What is being asked »
In the listing below, count each line containing "апреля" and answer with the count only.

Provided material »

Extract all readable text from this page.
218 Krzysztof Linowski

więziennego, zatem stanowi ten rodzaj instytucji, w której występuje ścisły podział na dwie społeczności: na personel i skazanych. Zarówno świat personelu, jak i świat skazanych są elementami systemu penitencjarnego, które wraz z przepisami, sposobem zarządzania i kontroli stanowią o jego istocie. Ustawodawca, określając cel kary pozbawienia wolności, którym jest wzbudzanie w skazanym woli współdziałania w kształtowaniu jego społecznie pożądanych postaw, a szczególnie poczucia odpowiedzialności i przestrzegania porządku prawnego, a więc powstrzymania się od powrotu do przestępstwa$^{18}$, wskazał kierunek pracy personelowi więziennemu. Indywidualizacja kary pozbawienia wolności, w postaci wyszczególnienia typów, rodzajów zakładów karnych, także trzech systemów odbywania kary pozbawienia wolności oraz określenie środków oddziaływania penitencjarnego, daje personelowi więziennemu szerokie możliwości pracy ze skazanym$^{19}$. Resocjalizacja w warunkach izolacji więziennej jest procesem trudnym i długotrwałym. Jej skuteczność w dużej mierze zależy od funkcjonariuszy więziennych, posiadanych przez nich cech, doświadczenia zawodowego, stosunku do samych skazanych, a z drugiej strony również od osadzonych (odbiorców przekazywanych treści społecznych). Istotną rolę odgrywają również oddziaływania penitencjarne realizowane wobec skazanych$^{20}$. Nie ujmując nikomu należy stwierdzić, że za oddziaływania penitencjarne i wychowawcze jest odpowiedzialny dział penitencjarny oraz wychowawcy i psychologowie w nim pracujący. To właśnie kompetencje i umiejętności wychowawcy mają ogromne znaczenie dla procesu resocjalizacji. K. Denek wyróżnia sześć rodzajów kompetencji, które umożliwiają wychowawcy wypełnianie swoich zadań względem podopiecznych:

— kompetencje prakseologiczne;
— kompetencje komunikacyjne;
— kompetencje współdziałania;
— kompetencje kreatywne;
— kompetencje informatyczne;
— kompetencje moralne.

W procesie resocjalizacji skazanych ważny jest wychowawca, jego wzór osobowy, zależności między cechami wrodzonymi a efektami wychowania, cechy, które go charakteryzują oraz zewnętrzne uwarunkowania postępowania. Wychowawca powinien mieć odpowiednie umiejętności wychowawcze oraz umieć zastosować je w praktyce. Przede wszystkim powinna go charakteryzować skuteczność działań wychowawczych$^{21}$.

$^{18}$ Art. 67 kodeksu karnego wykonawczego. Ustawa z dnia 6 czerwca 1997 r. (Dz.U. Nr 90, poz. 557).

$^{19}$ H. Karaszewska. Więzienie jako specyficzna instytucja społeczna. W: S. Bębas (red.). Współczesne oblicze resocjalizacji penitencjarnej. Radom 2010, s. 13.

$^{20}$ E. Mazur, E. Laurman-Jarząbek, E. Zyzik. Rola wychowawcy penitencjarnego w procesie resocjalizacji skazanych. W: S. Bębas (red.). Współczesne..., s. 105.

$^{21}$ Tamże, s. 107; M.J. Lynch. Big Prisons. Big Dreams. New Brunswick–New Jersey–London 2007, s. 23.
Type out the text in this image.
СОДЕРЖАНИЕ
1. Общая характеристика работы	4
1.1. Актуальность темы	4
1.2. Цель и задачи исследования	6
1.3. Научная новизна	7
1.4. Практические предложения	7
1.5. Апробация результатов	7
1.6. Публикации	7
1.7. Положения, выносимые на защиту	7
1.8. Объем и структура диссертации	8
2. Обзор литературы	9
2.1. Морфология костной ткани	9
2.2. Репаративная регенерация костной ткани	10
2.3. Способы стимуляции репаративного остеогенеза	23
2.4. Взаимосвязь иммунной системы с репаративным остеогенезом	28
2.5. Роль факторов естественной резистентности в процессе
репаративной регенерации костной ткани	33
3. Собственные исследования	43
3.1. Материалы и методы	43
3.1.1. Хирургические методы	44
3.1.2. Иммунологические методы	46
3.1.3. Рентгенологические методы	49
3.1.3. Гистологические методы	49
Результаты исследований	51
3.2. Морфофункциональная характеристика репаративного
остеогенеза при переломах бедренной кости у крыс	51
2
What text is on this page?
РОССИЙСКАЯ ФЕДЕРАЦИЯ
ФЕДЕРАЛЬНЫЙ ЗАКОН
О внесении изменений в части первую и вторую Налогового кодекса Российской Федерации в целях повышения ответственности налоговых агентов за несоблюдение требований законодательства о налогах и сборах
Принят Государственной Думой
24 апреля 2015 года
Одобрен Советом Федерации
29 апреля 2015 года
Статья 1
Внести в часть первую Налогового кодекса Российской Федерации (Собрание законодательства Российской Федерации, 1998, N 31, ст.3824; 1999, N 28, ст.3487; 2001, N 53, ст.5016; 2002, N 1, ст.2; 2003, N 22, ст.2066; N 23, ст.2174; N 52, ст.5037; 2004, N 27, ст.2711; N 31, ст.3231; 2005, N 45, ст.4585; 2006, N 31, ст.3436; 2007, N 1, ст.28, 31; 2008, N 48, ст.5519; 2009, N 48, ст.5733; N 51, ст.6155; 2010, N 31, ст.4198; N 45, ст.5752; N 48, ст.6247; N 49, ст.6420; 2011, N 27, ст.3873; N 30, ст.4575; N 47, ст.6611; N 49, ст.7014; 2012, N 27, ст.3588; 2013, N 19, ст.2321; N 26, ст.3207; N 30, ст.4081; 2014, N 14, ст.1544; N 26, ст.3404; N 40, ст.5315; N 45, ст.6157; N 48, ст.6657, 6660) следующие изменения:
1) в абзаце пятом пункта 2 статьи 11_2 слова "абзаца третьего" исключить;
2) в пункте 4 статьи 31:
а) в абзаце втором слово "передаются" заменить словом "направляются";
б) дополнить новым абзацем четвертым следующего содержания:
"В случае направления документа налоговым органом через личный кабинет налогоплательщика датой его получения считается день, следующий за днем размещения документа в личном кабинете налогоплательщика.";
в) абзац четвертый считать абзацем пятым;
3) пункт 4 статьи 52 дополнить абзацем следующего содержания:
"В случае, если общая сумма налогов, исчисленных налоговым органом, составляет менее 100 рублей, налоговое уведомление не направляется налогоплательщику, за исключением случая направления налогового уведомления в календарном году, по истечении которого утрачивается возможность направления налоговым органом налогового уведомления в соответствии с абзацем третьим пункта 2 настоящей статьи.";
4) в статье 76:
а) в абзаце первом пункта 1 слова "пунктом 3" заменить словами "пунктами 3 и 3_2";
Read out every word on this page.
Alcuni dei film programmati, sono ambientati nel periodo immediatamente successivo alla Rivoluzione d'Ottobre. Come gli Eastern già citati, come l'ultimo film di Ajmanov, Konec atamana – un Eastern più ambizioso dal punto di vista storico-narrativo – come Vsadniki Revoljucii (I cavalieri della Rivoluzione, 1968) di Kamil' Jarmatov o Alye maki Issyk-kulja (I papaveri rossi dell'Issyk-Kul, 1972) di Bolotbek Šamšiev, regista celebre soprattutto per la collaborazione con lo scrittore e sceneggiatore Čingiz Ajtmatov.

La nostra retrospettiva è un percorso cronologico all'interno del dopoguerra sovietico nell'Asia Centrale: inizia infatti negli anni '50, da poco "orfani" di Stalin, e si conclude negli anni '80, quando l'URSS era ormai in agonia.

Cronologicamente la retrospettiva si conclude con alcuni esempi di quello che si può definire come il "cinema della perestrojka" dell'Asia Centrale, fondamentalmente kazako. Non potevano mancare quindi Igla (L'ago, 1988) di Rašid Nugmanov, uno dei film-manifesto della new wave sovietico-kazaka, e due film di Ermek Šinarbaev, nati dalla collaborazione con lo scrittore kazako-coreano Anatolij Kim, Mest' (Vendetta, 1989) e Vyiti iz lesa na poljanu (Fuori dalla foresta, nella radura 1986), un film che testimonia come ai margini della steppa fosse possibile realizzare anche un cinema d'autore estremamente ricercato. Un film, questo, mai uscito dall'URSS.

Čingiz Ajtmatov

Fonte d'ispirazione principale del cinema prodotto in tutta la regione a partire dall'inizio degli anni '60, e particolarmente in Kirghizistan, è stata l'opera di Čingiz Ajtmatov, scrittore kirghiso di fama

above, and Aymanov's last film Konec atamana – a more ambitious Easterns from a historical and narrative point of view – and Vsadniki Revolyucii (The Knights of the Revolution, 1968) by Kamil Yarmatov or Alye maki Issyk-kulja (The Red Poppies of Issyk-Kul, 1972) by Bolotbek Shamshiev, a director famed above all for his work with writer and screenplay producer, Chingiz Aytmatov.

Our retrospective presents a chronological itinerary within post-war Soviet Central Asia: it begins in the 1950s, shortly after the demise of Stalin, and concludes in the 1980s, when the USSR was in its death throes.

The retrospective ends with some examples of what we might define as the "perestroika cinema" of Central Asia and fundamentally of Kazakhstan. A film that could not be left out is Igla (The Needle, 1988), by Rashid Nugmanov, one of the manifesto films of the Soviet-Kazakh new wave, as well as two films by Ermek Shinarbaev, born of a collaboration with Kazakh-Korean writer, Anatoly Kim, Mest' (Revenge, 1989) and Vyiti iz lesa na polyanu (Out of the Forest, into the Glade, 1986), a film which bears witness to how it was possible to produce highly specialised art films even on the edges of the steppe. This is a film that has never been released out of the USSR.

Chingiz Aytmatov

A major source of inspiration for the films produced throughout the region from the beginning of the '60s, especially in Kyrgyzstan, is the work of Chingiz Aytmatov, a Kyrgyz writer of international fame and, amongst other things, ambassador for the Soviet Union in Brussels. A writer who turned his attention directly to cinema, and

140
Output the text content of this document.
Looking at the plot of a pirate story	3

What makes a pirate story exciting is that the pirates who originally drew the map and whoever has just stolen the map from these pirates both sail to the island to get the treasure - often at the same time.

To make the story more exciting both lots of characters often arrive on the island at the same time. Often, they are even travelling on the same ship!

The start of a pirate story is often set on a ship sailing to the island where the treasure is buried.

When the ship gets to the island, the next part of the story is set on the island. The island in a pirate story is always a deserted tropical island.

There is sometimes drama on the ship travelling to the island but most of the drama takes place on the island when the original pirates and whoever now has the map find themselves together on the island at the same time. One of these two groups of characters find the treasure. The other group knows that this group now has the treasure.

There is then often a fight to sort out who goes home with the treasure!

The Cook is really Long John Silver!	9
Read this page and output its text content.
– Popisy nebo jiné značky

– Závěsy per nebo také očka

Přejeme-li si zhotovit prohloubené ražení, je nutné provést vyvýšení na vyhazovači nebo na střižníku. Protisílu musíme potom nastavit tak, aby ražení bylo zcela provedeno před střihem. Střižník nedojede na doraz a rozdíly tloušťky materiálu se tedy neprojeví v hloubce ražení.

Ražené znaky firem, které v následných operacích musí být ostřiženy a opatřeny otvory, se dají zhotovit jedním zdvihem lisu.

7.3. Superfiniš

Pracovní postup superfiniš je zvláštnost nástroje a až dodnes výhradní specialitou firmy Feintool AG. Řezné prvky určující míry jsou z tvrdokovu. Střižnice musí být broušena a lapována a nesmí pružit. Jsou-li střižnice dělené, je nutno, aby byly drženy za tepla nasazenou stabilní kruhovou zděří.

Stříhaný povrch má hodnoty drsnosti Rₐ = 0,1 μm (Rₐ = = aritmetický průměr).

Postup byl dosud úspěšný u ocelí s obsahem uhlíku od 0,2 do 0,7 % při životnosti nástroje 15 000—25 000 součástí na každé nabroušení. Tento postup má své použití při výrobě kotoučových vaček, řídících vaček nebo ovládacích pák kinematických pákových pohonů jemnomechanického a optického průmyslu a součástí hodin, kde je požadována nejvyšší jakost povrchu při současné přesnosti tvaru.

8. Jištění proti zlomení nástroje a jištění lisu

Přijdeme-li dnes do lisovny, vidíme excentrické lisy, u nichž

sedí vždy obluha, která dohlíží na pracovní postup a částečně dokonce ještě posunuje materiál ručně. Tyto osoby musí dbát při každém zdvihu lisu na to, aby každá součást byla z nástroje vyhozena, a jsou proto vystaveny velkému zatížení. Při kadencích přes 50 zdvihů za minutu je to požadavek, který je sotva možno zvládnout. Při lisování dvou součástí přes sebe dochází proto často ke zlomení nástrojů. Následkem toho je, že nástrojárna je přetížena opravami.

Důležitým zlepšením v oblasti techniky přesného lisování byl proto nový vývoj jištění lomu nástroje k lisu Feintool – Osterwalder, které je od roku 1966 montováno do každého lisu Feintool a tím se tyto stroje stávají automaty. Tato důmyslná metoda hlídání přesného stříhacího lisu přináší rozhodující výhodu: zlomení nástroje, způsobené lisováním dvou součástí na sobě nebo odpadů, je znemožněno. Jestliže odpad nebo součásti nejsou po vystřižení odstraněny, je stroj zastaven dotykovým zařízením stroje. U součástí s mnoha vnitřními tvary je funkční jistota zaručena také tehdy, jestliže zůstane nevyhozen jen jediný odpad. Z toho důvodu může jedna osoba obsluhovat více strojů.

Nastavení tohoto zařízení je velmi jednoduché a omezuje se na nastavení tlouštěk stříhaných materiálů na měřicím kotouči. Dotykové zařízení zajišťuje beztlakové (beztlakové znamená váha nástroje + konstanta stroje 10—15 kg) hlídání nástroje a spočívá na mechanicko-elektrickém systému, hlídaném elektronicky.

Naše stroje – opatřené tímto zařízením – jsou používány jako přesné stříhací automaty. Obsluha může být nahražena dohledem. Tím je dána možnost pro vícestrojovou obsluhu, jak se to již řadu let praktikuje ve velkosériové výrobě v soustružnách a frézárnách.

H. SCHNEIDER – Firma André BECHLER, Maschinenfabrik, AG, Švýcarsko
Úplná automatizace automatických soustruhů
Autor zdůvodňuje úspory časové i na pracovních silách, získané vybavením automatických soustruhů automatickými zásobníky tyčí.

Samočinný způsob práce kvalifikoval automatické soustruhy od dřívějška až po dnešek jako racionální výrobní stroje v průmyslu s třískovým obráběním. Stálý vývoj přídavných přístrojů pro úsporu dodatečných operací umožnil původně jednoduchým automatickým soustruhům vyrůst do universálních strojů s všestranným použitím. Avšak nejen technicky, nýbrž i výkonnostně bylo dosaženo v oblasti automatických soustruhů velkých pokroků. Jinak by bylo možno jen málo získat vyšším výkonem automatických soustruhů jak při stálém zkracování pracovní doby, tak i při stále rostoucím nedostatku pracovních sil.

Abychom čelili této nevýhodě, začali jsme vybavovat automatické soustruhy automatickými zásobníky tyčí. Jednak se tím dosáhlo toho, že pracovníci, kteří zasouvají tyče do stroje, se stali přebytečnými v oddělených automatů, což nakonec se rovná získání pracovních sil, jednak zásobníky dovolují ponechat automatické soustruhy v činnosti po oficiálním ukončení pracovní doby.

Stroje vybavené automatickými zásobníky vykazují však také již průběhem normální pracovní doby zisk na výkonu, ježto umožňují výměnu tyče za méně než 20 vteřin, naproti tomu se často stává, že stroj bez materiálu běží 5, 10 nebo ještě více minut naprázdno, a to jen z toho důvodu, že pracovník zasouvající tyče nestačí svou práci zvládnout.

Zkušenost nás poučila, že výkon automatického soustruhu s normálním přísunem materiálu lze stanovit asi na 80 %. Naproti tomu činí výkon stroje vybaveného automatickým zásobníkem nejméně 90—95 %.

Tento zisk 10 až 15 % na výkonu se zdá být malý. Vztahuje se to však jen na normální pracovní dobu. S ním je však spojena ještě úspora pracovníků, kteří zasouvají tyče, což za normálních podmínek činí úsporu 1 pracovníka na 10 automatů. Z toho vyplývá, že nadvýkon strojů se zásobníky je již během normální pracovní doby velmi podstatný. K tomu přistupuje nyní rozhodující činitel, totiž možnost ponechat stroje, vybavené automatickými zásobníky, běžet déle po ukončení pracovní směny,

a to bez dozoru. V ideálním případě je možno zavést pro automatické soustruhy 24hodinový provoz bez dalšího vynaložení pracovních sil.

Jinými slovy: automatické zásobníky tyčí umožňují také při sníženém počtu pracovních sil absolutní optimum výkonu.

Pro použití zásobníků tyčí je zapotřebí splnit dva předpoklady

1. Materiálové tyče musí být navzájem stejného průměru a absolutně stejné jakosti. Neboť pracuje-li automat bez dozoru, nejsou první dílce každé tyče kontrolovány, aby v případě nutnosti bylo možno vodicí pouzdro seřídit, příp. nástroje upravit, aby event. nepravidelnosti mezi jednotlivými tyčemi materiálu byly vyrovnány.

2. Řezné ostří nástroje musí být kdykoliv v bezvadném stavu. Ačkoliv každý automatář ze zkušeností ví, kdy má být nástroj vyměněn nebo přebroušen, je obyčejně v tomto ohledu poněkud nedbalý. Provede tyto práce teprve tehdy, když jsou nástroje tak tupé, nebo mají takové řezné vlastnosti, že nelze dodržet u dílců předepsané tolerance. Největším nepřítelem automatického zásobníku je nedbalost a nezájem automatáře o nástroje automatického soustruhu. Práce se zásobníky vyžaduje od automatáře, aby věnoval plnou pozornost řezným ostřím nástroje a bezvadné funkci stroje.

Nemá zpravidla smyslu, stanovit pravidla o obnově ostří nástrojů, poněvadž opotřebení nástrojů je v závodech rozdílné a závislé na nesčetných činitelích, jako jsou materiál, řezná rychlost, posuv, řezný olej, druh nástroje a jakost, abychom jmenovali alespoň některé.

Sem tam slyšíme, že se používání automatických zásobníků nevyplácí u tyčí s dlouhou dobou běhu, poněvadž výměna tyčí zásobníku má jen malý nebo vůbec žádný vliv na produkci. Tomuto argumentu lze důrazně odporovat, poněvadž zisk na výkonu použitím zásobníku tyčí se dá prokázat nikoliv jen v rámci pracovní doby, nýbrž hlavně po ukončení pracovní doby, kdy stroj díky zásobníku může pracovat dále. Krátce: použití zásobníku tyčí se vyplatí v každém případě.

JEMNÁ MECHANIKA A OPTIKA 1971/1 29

Solution for this task »
2